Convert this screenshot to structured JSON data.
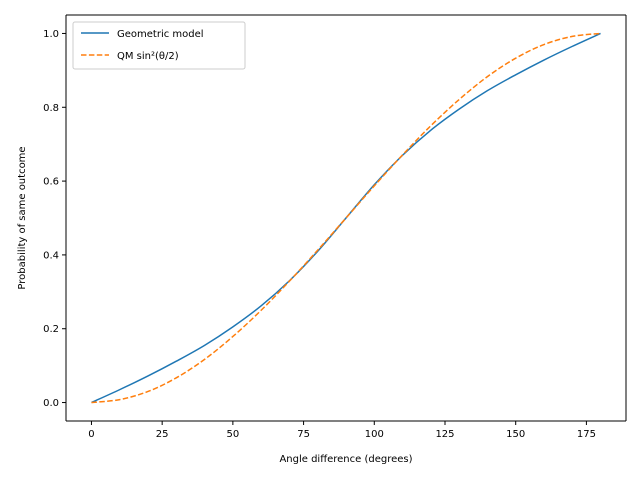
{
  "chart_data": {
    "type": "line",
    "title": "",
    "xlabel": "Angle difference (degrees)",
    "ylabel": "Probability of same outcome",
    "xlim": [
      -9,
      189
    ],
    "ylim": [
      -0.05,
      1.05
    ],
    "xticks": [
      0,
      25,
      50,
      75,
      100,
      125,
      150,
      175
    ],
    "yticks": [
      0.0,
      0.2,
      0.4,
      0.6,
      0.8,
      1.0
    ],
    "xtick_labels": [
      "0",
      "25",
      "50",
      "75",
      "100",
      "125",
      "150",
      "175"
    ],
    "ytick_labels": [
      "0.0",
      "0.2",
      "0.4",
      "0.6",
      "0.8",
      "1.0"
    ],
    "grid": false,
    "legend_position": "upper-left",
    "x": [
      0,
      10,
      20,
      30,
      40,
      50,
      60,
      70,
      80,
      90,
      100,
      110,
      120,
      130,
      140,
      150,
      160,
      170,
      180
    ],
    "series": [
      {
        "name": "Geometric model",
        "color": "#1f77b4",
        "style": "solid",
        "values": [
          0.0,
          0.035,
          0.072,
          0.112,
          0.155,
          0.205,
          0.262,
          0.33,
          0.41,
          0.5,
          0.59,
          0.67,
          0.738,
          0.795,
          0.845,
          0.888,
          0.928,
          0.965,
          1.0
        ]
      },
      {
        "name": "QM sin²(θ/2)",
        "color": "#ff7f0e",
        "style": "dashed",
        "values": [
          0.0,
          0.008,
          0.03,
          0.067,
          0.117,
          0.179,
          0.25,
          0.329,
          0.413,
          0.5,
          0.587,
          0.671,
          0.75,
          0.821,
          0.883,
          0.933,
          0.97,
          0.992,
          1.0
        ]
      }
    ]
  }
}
#####
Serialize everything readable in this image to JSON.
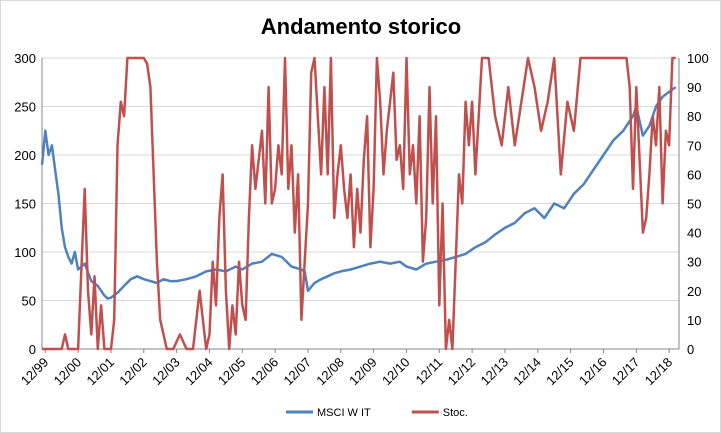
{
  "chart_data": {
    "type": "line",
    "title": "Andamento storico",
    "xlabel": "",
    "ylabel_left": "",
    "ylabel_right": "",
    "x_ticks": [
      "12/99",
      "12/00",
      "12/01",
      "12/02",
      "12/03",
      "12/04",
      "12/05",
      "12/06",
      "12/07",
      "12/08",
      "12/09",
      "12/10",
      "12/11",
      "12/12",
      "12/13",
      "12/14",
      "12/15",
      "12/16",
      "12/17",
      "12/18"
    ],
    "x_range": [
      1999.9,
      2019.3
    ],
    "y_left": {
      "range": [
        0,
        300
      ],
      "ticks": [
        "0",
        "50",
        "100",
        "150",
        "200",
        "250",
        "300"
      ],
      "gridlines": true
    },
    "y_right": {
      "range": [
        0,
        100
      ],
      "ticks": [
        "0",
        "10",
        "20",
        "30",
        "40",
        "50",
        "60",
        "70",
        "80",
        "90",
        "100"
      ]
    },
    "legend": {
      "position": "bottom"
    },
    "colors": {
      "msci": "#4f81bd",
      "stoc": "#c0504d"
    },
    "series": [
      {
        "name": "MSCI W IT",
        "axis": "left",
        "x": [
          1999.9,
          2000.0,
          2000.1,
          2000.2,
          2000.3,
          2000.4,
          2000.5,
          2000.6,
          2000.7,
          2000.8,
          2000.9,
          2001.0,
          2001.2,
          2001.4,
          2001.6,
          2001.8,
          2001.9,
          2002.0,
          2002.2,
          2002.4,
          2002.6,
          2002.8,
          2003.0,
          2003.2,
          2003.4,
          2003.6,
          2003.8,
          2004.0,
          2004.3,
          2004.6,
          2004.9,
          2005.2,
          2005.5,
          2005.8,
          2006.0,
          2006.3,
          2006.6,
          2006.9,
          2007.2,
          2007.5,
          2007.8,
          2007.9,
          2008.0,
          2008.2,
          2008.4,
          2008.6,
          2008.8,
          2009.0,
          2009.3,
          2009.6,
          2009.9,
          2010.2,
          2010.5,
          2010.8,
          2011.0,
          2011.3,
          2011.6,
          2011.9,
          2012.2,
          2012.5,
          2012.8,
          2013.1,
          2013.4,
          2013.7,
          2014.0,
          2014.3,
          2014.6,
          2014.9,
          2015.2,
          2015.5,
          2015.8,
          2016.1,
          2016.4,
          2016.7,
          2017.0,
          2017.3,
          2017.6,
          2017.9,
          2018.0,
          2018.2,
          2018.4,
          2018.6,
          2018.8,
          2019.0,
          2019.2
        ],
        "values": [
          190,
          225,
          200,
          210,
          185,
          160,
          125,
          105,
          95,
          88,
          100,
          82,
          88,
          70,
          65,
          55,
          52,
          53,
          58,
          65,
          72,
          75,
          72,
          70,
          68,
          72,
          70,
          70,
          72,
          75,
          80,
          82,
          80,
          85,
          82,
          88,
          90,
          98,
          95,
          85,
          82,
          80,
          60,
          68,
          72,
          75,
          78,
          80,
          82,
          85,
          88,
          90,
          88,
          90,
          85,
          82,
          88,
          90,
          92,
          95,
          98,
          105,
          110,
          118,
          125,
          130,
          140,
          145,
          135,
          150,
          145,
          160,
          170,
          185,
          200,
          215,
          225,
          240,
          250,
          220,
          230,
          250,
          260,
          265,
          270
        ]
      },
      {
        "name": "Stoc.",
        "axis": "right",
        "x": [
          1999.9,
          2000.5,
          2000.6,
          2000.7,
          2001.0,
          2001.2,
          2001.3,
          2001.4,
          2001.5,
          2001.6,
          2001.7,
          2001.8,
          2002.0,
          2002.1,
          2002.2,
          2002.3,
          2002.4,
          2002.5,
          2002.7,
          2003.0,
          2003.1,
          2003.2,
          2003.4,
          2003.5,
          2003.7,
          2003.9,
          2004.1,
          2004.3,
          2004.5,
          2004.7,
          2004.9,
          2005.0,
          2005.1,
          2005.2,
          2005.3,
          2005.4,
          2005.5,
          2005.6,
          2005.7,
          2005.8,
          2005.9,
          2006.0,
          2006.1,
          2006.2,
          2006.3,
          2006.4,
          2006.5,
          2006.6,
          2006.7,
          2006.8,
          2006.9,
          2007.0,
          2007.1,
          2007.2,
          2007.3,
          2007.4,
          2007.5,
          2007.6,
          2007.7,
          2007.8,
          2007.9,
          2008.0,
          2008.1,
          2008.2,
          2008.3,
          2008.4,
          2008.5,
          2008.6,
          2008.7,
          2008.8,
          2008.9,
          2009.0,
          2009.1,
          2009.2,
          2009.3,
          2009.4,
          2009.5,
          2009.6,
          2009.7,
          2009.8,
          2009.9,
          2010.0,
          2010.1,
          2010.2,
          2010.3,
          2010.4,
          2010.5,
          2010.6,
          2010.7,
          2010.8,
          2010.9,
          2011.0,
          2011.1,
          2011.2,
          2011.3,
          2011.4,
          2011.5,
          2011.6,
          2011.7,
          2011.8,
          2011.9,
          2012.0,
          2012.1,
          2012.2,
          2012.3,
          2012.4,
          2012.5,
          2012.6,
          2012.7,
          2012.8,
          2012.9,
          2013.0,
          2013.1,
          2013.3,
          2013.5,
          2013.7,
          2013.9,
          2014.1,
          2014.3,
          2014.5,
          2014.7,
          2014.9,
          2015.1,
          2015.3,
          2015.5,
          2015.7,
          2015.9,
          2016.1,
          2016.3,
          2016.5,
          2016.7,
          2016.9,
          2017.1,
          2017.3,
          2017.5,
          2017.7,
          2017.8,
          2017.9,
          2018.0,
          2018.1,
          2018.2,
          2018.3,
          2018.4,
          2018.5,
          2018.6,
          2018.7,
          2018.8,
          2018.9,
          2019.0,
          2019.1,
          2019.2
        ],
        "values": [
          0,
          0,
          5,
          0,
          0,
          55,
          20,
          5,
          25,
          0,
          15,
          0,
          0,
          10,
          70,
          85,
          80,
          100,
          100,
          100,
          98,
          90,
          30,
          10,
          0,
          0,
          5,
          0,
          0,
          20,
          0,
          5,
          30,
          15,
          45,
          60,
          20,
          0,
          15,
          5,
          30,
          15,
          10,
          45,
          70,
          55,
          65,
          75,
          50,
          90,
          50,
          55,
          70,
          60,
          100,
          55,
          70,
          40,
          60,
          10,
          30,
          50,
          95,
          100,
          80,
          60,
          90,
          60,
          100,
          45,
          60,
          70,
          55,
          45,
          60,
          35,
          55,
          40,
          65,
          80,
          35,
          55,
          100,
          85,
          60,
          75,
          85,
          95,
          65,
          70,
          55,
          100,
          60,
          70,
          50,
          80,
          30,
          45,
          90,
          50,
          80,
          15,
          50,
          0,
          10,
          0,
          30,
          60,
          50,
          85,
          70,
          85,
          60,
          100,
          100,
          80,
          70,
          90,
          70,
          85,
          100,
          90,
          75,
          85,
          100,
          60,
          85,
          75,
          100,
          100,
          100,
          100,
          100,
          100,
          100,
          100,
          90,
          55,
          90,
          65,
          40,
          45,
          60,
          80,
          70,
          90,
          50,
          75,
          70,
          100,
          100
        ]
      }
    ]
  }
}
#####
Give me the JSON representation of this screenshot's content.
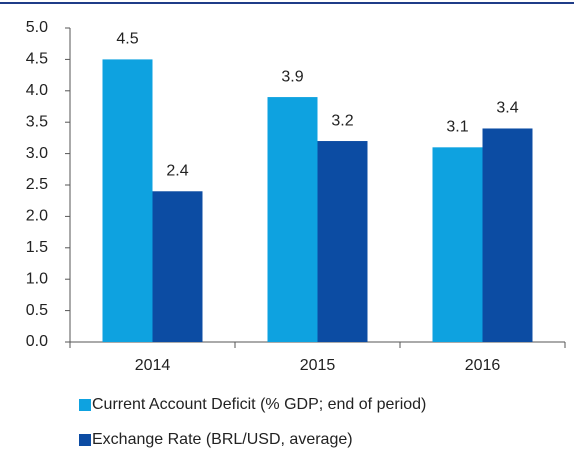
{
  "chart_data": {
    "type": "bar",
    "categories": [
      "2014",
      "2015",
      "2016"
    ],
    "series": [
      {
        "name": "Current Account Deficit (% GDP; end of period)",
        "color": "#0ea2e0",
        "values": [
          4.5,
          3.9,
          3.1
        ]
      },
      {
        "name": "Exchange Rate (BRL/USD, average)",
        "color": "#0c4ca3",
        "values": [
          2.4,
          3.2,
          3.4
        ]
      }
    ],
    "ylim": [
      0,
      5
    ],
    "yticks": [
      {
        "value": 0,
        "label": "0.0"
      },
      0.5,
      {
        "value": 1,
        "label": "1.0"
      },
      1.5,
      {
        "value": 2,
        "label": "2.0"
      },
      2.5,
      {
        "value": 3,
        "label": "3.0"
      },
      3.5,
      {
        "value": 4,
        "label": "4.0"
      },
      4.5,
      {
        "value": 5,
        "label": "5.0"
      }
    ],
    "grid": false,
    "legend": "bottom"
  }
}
#####
## What is required
Your task is to collect every line above that contains the word "name".

## The solution
        "name": "Geometric model",
        "name": "QM sin²(θ/2)",
        "name": "MSCI W IT",
        "name": "Stoc.",
        "name": "Current Account Deficit (% GDP; end of period)",
        "name": "Exchange Rate (BRL/USD, average)",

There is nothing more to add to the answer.